# RECORDS FOR PROCESSING start
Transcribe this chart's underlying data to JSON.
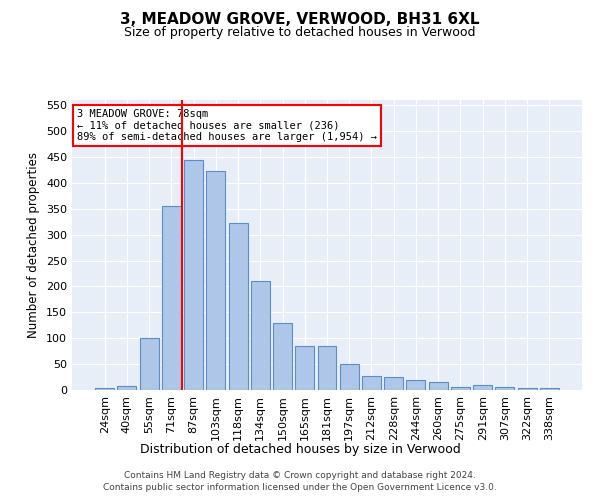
{
  "title": "3, MEADOW GROVE, VERWOOD, BH31 6XL",
  "subtitle": "Size of property relative to detached houses in Verwood",
  "xlabel": "Distribution of detached houses by size in Verwood",
  "ylabel": "Number of detached properties",
  "bins": [
    "24sqm",
    "40sqm",
    "55sqm",
    "71sqm",
    "87sqm",
    "103sqm",
    "118sqm",
    "134sqm",
    "150sqm",
    "165sqm",
    "181sqm",
    "197sqm",
    "212sqm",
    "228sqm",
    "244sqm",
    "260sqm",
    "275sqm",
    "291sqm",
    "307sqm",
    "322sqm",
    "338sqm"
  ],
  "values": [
    4,
    8,
    100,
    355,
    445,
    422,
    322,
    210,
    130,
    85,
    85,
    50,
    28,
    25,
    20,
    15,
    6,
    10,
    5,
    4,
    3
  ],
  "bar_color": "#aec6e8",
  "bar_edge_color": "#5b8dc8",
  "vline_x": 3.5,
  "vline_color": "red",
  "annotation_text": "3 MEADOW GROVE: 78sqm\n← 11% of detached houses are smaller (236)\n89% of semi-detached houses are larger (1,954) →",
  "annotation_box_color": "white",
  "annotation_box_edge": "red",
  "footnote1": "Contains HM Land Registry data © Crown copyright and database right 2024.",
  "footnote2": "Contains public sector information licensed under the Open Government Licence v3.0.",
  "ylim": [
    0,
    560
  ],
  "yticks": [
    0,
    50,
    100,
    150,
    200,
    250,
    300,
    350,
    400,
    450,
    500,
    550
  ],
  "bg_color": "#e8eef8",
  "grid_color": "white",
  "title_fontsize": 11,
  "subtitle_fontsize": 9
}
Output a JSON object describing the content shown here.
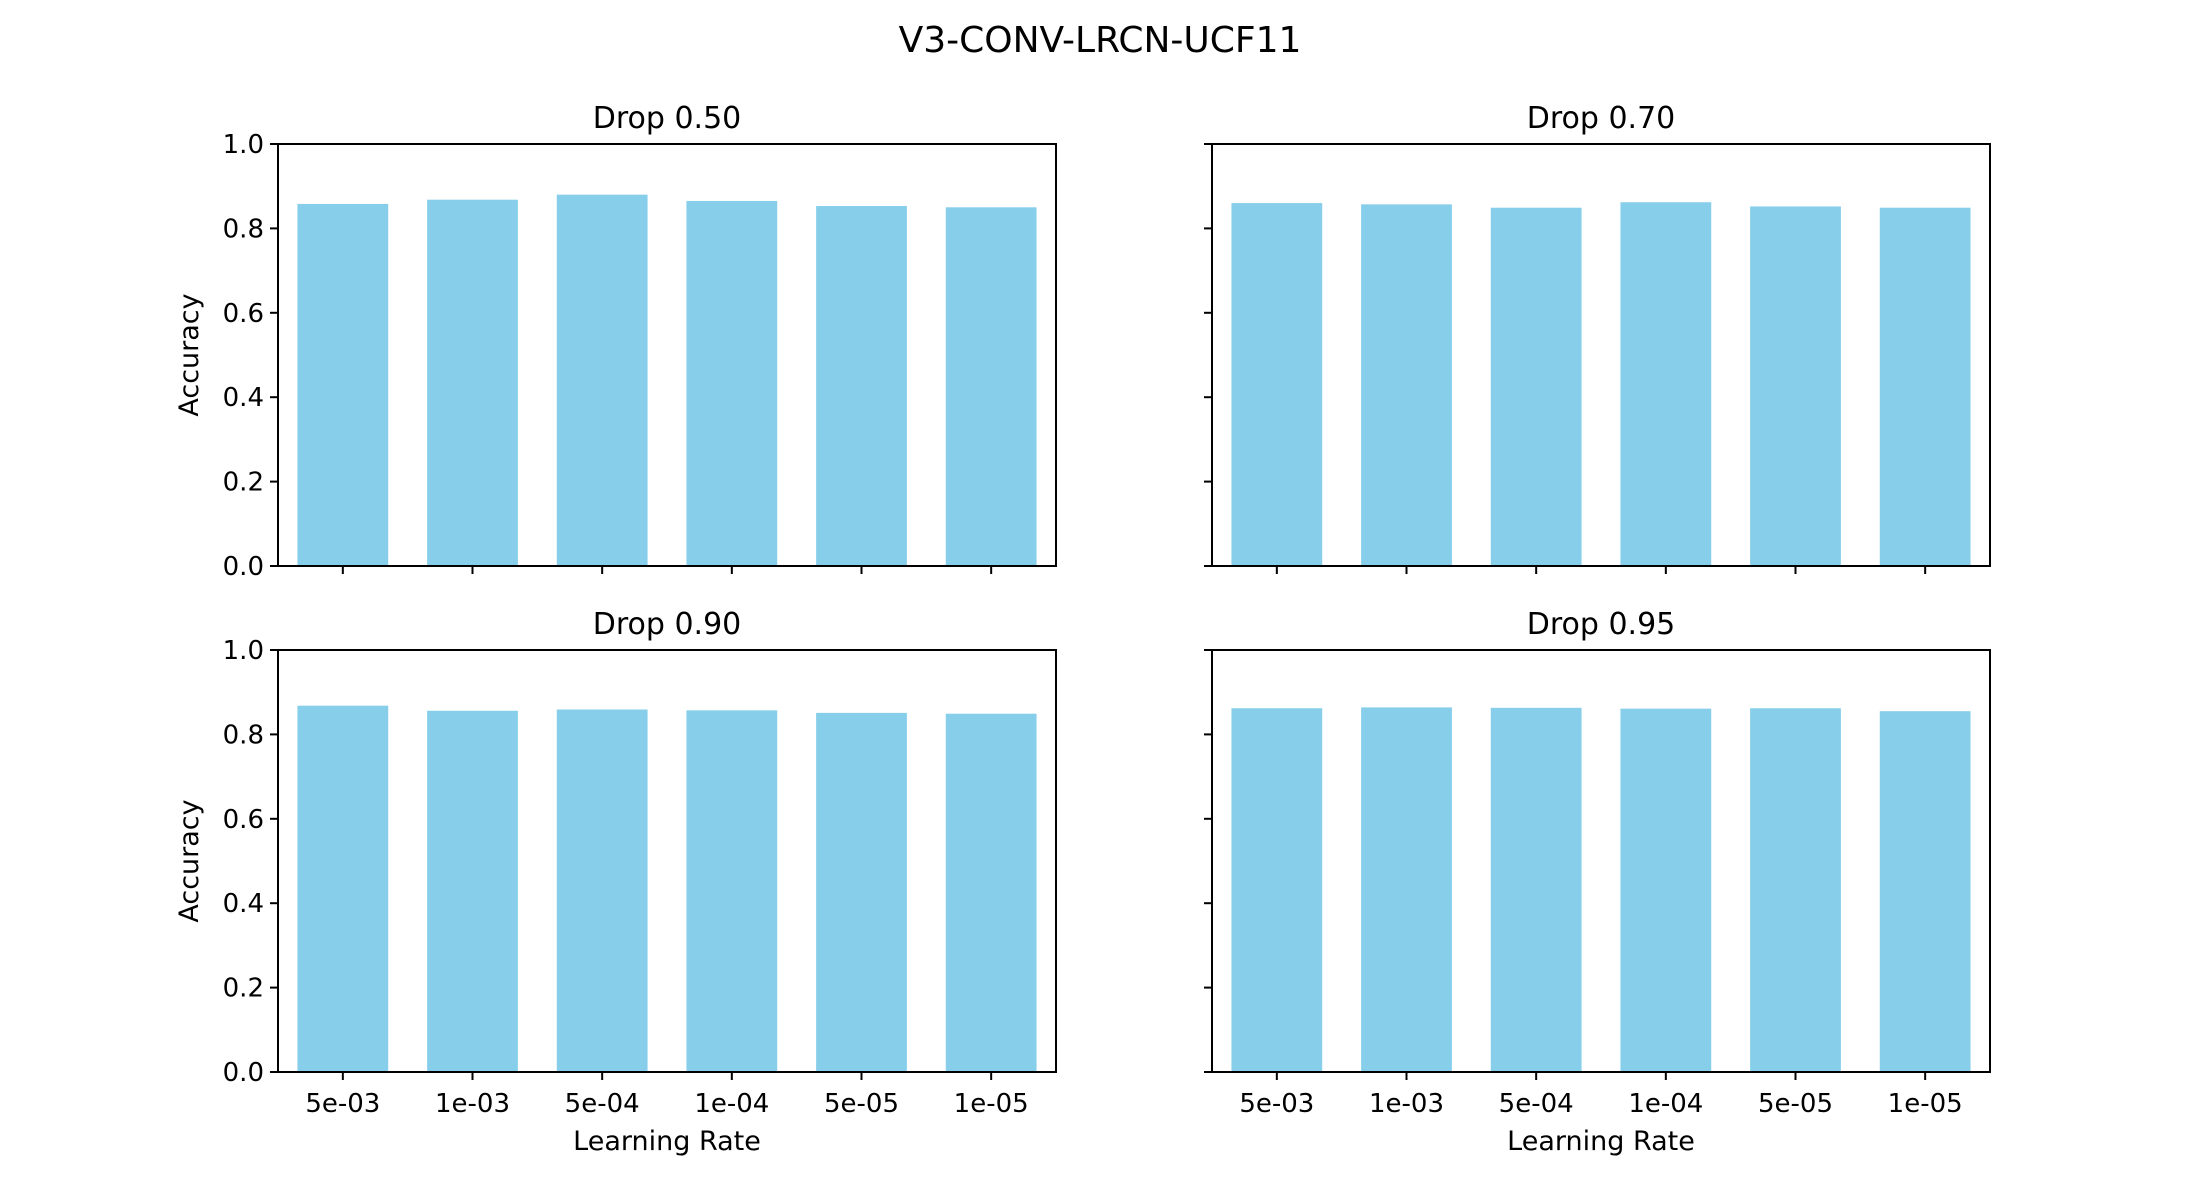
{
  "figure": {
    "title": "V3-CONV-LRCN-UCF11"
  },
  "colors": {
    "bar": "#87ceeb",
    "axis": "#000000",
    "background": "#ffffff"
  },
  "chart_data": [
    {
      "type": "bar",
      "title": "Drop 0.50",
      "xlabel": "",
      "ylabel": "Accuracy",
      "categories": [
        "5e-03",
        "1e-03",
        "5e-04",
        "1e-04",
        "5e-05",
        "1e-05"
      ],
      "values": [
        0.858,
        0.868,
        0.88,
        0.865,
        0.853,
        0.85
      ],
      "ylim": [
        0,
        1.0
      ],
      "yticks": [
        "0.0",
        "0.2",
        "0.4",
        "0.6",
        "0.8",
        "1.0"
      ],
      "show_xticklabels": false,
      "show_yticklabels": true,
      "grid": false
    },
    {
      "type": "bar",
      "title": "Drop 0.70",
      "xlabel": "",
      "ylabel": "",
      "categories": [
        "5e-03",
        "1e-03",
        "5e-04",
        "1e-04",
        "5e-05",
        "1e-05"
      ],
      "values": [
        0.86,
        0.857,
        0.849,
        0.862,
        0.852,
        0.849
      ],
      "ylim": [
        0,
        1.0
      ],
      "yticks": [
        "0.0",
        "0.2",
        "0.4",
        "0.6",
        "0.8",
        "1.0"
      ],
      "show_xticklabels": false,
      "show_yticklabels": false,
      "grid": false
    },
    {
      "type": "bar",
      "title": "Drop 0.90",
      "xlabel": "Learning Rate",
      "ylabel": "Accuracy",
      "categories": [
        "5e-03",
        "1e-03",
        "5e-04",
        "1e-04",
        "5e-05",
        "1e-05"
      ],
      "values": [
        0.868,
        0.856,
        0.859,
        0.857,
        0.851,
        0.849
      ],
      "ylim": [
        0,
        1.0
      ],
      "yticks": [
        "0.0",
        "0.2",
        "0.4",
        "0.6",
        "0.8",
        "1.0"
      ],
      "show_xticklabels": true,
      "show_yticklabels": true,
      "grid": false
    },
    {
      "type": "bar",
      "title": "Drop 0.95",
      "xlabel": "Learning Rate",
      "ylabel": "",
      "categories": [
        "5e-03",
        "1e-03",
        "5e-04",
        "1e-04",
        "5e-05",
        "1e-05"
      ],
      "values": [
        0.862,
        0.864,
        0.863,
        0.861,
        0.862,
        0.855
      ],
      "ylim": [
        0,
        1.0
      ],
      "yticks": [
        "0.0",
        "0.2",
        "0.4",
        "0.6",
        "0.8",
        "1.0"
      ],
      "show_xticklabels": true,
      "show_yticklabels": false,
      "grid": false
    }
  ]
}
# RECORDS FOR PROCESSING end
■ **WHAT YOU WILL DO**
Using the data above, print every line exactly, omitting pictures.

■ **PROBLEM SOLUTION**
Transcribe this chart's underlying data to JSON.
{
  "title": "3, MEADOW GROVE, VERWOOD, BH31 6XL",
  "subtitle": "Size of property relative to detached houses in Verwood",
  "xlabel": "Distribution of detached houses by size in Verwood",
  "ylabel": "Number of detached properties",
  "bins": [
    "24sqm",
    "40sqm",
    "55sqm",
    "71sqm",
    "87sqm",
    "103sqm",
    "118sqm",
    "134sqm",
    "150sqm",
    "165sqm",
    "181sqm",
    "197sqm",
    "212sqm",
    "228sqm",
    "244sqm",
    "260sqm",
    "275sqm",
    "291sqm",
    "307sqm",
    "322sqm",
    "338sqm"
  ],
  "values": [
    4,
    8,
    100,
    355,
    445,
    422,
    322,
    210,
    130,
    85,
    85,
    50,
    28,
    25,
    20,
    15,
    6,
    10,
    5,
    4,
    3
  ],
  "bar_color": "#aec6e8",
  "bar_edge_color": "#5b8dc8",
  "vline_x": 3.5,
  "vline_color": "red",
  "annotation_text": "3 MEADOW GROVE: 78sqm\n← 11% of detached houses are smaller (236)\n89% of semi-detached houses are larger (1,954) →",
  "annotation_box_color": "white",
  "annotation_box_edge": "red",
  "footnote1": "Contains HM Land Registry data © Crown copyright and database right 2024.",
  "footnote2": "Contains public sector information licensed under the Open Government Licence v3.0.",
  "ylim": [
    0,
    560
  ],
  "yticks": [
    0,
    50,
    100,
    150,
    200,
    250,
    300,
    350,
    400,
    450,
    500,
    550
  ],
  "bg_color": "#e8eef8",
  "grid_color": "white",
  "title_fontsize": 11,
  "subtitle_fontsize": 9
}
Output a JSON object describing the content shown here.
{
  "figure": {
    "title": "V3-CONV-LRCN-UCF11"
  },
  "colors": {
    "bar": "#87ceeb",
    "axis": "#000000",
    "background": "#ffffff"
  },
  "chart_data": [
    {
      "type": "bar",
      "title": "Drop 0.50",
      "xlabel": "",
      "ylabel": "Accuracy",
      "categories": [
        "5e-03",
        "1e-03",
        "5e-04",
        "1e-04",
        "5e-05",
        "1e-05"
      ],
      "values": [
        0.858,
        0.868,
        0.88,
        0.865,
        0.853,
        0.85
      ],
      "ylim": [
        0,
        1.0
      ],
      "yticks": [
        "0.0",
        "0.2",
        "0.4",
        "0.6",
        "0.8",
        "1.0"
      ],
      "show_xticklabels": false,
      "show_yticklabels": true,
      "grid": false
    },
    {
      "type": "bar",
      "title": "Drop 0.70",
      "xlabel": "",
      "ylabel": "",
      "categories": [
        "5e-03",
        "1e-03",
        "5e-04",
        "1e-04",
        "5e-05",
        "1e-05"
      ],
      "values": [
        0.86,
        0.857,
        0.849,
        0.862,
        0.852,
        0.849
      ],
      "ylim": [
        0,
        1.0
      ],
      "yticks": [
        "0.0",
        "0.2",
        "0.4",
        "0.6",
        "0.8",
        "1.0"
      ],
      "show_xticklabels": false,
      "show_yticklabels": false,
      "grid": false
    },
    {
      "type": "bar",
      "title": "Drop 0.90",
      "xlabel": "Learning Rate",
      "ylabel": "Accuracy",
      "categories": [
        "5e-03",
        "1e-03",
        "5e-04",
        "1e-04",
        "5e-05",
        "1e-05"
      ],
      "values": [
        0.868,
        0.856,
        0.859,
        0.857,
        0.851,
        0.849
      ],
      "ylim": [
        0,
        1.0
      ],
      "yticks": [
        "0.0",
        "0.2",
        "0.4",
        "0.6",
        "0.8",
        "1.0"
      ],
      "show_xticklabels": true,
      "show_yticklabels": true,
      "grid": false
    },
    {
      "type": "bar",
      "title": "Drop 0.95",
      "xlabel": "Learning Rate",
      "ylabel": "",
      "categories": [
        "5e-03",
        "1e-03",
        "5e-04",
        "1e-04",
        "5e-05",
        "1e-05"
      ],
      "values": [
        0.862,
        0.864,
        0.863,
        0.861,
        0.862,
        0.855
      ],
      "ylim": [
        0,
        1.0
      ],
      "yticks": [
        "0.0",
        "0.2",
        "0.4",
        "0.6",
        "0.8",
        "1.0"
      ],
      "show_xticklabels": true,
      "show_yticklabels": false,
      "grid": false
    }
  ]
}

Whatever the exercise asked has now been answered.